■ **Requirement**
Identify all lines below that hold "JSON" and collect them.

[Saved entries]
Start

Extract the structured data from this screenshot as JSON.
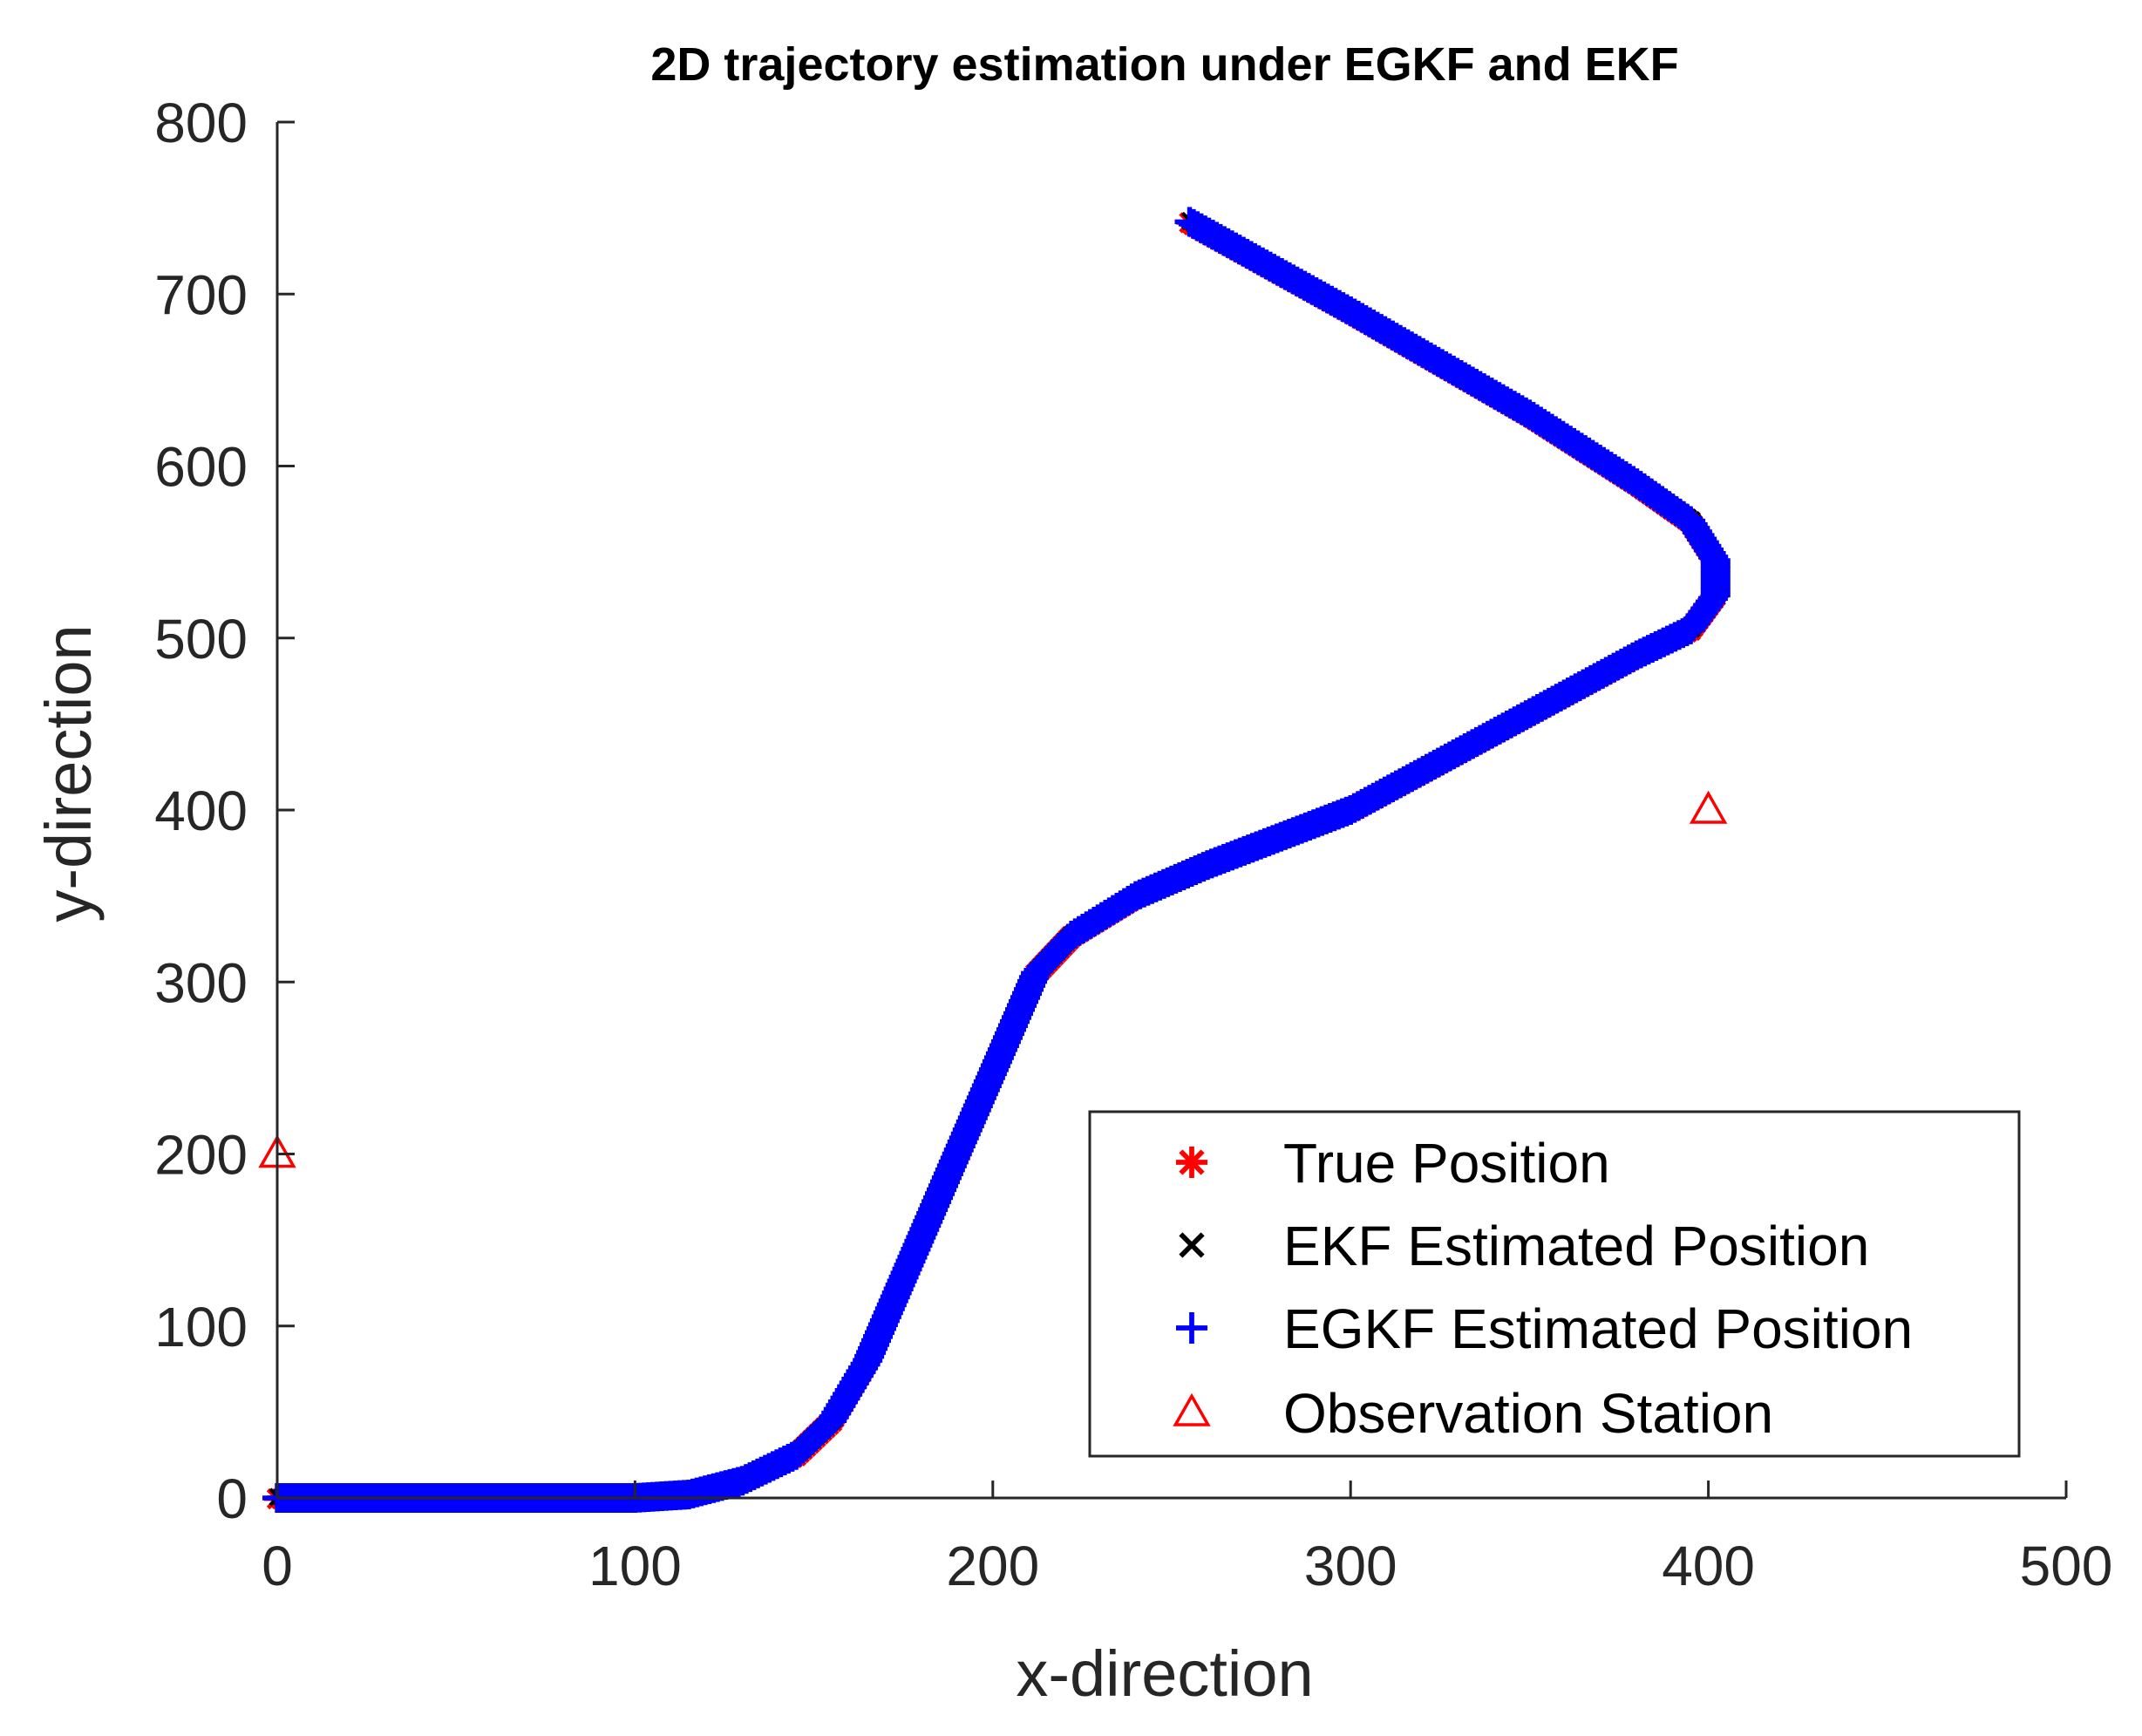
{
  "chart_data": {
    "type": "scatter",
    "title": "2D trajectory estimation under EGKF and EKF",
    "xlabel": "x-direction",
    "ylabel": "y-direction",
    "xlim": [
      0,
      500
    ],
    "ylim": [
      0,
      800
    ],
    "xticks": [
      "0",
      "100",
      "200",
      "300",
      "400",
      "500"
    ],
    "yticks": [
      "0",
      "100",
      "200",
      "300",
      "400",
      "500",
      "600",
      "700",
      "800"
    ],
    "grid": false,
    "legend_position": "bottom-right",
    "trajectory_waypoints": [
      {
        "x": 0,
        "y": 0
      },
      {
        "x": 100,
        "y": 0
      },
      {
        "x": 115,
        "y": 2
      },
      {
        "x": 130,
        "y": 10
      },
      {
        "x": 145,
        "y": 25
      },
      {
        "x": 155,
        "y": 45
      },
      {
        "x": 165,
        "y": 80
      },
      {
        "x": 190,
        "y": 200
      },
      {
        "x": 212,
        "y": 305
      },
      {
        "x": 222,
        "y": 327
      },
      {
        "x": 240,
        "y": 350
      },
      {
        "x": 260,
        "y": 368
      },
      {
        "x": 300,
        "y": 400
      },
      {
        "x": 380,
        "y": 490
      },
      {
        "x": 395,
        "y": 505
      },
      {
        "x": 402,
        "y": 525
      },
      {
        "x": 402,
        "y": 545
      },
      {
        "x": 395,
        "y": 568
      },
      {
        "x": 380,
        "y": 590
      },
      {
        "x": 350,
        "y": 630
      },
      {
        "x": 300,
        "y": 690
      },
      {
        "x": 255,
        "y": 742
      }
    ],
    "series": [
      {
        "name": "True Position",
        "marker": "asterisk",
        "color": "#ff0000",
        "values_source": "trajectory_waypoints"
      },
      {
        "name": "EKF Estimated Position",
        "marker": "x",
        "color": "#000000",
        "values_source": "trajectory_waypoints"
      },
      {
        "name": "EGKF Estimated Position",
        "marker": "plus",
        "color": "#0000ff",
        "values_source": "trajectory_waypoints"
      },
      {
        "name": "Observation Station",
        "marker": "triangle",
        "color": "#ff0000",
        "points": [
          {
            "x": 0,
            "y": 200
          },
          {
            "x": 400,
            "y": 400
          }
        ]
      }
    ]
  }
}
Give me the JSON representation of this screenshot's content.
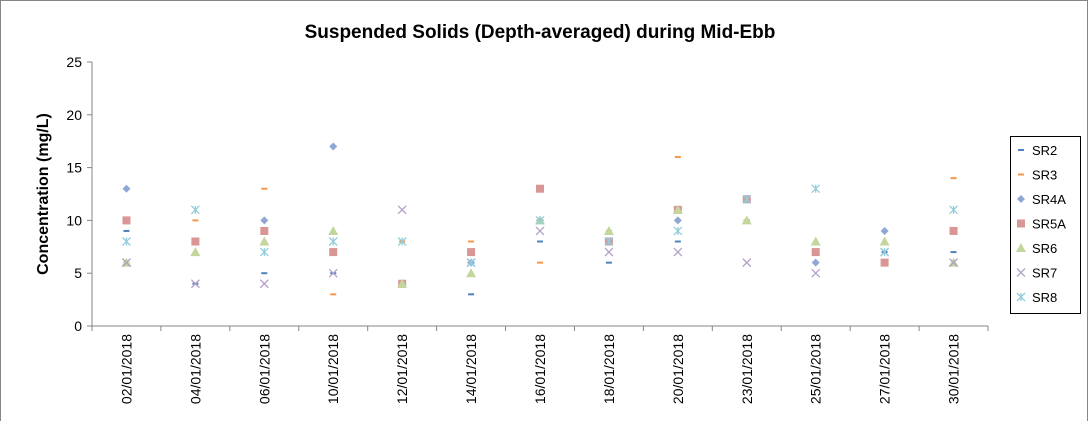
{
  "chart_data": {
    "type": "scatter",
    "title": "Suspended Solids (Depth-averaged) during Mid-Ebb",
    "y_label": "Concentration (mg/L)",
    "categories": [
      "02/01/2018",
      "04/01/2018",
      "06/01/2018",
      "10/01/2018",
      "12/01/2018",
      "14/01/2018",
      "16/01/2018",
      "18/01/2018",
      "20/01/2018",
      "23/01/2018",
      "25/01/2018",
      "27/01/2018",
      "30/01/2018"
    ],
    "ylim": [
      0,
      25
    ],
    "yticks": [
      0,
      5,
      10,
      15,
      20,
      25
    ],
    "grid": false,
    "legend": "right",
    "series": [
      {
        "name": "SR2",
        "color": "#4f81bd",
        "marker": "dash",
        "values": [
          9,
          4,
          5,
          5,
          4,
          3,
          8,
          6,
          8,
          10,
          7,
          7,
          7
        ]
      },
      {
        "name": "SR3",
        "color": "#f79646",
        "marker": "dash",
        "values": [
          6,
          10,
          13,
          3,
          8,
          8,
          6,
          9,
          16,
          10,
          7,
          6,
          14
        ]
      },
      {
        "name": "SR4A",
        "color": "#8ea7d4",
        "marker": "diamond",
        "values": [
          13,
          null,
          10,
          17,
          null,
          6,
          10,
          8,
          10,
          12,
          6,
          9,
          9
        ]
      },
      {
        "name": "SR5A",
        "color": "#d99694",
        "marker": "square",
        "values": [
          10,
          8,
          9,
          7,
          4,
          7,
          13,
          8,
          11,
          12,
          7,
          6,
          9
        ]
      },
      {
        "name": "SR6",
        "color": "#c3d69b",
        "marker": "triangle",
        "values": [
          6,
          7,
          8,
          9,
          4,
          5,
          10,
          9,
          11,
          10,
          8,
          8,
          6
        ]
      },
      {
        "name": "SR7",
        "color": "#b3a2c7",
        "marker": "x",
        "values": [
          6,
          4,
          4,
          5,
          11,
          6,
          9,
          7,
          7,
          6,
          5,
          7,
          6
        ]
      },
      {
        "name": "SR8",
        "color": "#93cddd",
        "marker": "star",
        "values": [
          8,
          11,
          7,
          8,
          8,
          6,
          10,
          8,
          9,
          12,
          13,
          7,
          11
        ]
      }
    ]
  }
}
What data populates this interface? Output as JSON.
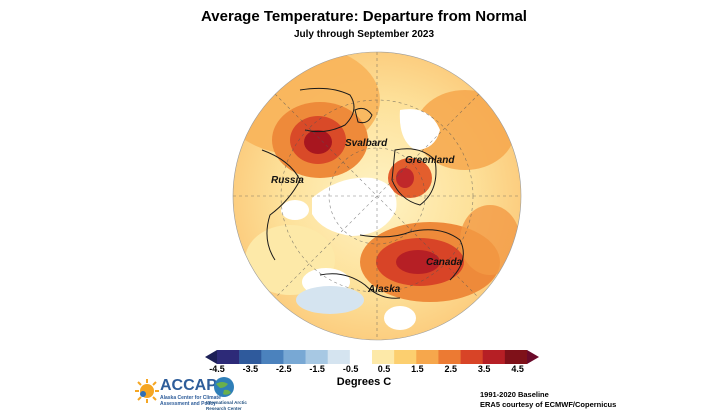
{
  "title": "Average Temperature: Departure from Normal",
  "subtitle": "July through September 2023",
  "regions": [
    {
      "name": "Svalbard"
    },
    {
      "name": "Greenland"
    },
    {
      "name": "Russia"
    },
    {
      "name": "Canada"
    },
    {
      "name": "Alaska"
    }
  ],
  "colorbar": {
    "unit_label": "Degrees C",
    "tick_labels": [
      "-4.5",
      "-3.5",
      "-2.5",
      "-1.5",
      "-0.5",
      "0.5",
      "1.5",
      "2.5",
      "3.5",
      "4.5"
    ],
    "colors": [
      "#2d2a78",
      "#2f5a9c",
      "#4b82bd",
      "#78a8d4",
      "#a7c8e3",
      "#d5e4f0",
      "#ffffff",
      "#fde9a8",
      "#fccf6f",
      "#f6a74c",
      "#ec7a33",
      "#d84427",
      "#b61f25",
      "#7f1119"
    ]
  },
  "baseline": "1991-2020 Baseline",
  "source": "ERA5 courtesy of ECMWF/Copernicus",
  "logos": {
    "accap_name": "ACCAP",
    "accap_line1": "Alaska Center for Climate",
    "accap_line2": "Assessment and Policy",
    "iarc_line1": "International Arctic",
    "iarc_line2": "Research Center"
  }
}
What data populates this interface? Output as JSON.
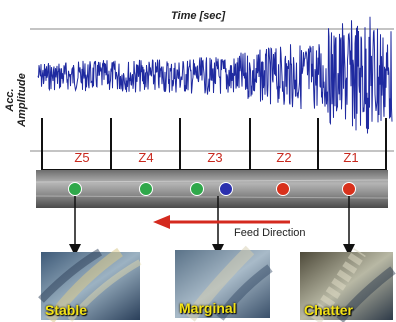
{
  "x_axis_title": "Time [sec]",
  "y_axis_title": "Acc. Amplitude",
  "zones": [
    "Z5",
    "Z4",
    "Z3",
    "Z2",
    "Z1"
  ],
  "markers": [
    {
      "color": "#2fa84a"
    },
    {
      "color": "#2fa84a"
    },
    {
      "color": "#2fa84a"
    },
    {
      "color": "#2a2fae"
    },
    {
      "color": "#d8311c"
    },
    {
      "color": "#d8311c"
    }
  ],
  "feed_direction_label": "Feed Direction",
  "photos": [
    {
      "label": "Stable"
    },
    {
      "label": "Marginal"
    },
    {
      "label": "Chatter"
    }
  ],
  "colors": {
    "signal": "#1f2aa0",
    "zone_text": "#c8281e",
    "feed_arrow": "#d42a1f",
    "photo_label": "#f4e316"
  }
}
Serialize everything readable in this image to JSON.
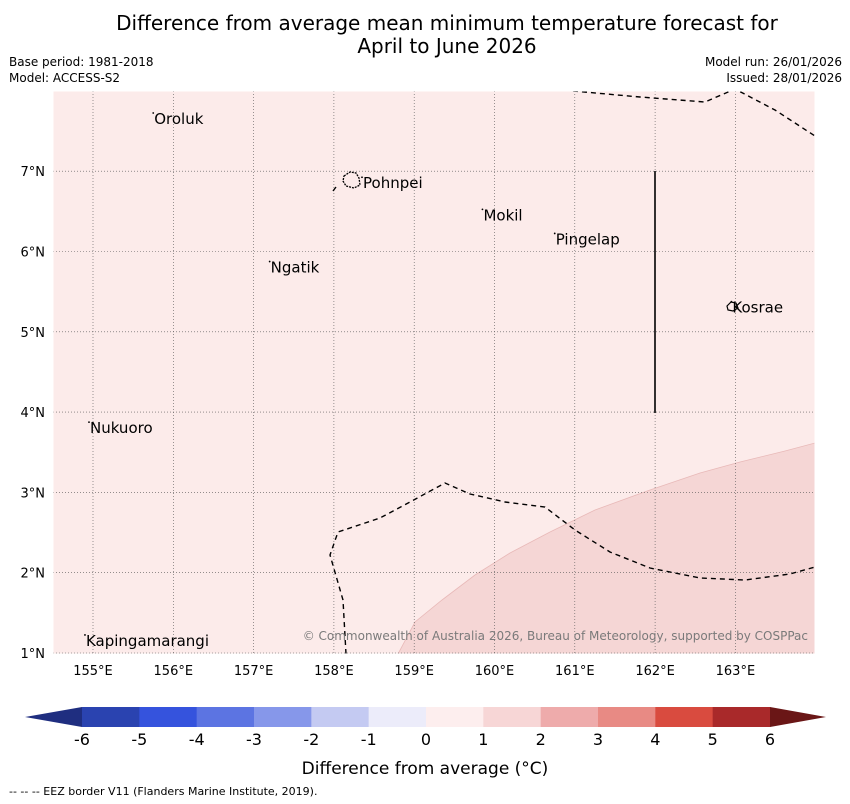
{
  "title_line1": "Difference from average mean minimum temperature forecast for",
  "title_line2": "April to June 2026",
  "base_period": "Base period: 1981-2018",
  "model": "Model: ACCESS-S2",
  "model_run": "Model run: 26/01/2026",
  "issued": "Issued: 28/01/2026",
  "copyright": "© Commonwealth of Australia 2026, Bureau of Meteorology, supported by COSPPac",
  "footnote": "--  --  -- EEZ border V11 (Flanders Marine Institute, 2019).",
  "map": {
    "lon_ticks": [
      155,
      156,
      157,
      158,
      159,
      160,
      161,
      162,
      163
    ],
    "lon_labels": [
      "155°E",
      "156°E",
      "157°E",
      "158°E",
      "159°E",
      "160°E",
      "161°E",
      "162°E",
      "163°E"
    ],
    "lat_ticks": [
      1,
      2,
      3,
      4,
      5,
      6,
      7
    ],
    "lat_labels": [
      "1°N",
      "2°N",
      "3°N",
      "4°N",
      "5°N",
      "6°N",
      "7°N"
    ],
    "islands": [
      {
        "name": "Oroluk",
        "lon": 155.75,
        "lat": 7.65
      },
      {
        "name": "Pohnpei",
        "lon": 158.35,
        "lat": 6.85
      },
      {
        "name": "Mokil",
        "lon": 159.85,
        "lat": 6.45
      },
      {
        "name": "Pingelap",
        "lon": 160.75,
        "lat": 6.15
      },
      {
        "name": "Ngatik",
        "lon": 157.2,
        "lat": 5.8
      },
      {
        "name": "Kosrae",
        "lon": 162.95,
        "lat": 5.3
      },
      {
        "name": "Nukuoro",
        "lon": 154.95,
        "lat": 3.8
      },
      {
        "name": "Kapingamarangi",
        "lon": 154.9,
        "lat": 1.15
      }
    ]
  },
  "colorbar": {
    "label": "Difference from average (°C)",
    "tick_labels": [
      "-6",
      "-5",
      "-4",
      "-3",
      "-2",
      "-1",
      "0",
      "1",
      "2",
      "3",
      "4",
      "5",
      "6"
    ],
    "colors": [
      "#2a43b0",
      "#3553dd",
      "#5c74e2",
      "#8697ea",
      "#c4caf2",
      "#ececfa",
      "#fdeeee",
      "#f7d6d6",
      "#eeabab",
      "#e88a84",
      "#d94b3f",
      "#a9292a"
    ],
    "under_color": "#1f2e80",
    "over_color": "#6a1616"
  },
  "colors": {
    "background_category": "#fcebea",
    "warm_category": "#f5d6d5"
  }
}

End

■ **Finished answer**
Extract the structured data from this screenshot as JSON.
Give me the JSON representation of this screenshot's content.
What data populates this interface? Output as JSON.
What data populates this interface? Output as JSON.
Serialize everything readable in this image to JSON.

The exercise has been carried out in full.